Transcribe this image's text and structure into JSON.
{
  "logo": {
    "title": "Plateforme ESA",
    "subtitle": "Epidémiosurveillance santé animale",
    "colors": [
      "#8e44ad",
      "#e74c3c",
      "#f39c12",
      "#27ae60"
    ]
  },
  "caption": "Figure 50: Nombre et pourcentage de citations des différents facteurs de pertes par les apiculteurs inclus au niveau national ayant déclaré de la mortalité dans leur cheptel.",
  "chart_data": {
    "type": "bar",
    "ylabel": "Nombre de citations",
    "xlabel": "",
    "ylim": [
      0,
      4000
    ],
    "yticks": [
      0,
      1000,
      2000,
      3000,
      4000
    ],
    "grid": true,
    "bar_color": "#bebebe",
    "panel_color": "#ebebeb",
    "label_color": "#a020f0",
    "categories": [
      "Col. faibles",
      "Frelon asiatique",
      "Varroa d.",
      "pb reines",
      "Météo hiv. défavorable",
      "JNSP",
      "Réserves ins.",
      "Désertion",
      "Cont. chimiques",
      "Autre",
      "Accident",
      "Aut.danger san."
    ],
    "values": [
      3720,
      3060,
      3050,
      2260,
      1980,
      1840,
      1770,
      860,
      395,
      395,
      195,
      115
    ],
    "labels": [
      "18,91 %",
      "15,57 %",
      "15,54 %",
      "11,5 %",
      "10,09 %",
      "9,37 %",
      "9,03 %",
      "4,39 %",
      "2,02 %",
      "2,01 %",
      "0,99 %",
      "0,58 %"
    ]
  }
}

--

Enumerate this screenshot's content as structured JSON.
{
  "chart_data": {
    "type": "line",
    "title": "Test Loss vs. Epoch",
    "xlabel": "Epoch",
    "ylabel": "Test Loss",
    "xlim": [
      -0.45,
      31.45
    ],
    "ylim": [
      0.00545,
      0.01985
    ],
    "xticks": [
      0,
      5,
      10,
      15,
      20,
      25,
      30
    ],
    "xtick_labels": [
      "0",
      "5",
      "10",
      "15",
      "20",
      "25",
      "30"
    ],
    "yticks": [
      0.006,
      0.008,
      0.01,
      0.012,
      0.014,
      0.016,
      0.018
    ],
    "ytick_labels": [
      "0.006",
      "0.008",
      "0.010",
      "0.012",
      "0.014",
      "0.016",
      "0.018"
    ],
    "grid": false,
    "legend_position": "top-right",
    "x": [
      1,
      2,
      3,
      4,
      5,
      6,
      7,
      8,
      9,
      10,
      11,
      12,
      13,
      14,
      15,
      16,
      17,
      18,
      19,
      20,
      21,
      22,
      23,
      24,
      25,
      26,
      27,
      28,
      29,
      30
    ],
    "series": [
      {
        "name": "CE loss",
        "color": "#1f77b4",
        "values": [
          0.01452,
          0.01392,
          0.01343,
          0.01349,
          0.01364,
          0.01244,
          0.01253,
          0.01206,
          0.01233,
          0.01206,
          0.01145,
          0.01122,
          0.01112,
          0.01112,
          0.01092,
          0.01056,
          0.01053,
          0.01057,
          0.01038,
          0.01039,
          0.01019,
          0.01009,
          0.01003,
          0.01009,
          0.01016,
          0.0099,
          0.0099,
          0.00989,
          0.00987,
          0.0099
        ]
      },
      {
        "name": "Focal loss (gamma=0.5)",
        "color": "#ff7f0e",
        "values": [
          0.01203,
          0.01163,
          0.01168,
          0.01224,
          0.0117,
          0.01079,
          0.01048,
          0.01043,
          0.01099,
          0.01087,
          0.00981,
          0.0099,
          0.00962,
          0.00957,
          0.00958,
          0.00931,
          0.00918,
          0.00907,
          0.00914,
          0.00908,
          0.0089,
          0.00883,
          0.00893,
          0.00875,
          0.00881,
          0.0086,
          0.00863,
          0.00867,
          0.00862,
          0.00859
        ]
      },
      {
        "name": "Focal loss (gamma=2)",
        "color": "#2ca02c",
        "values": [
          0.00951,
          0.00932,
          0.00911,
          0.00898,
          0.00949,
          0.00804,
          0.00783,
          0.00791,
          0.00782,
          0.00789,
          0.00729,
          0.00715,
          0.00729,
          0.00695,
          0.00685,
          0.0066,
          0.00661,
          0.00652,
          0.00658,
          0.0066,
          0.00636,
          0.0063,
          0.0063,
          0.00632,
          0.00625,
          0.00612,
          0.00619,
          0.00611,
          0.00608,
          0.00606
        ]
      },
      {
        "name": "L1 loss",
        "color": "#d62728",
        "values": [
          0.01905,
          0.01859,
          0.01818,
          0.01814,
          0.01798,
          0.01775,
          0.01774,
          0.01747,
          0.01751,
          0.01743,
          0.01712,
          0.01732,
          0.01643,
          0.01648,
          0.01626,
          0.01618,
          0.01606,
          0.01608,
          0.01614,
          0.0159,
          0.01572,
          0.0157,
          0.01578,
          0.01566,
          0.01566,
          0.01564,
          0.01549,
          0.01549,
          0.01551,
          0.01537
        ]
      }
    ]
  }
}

- **Set task**: In the entries above, locate every line with the word "Focal" and copy it.

- **Output of the exercise**:
        "name": "Focal loss (gamma=0.5)",
        "name": "Focal loss (gamma=2)",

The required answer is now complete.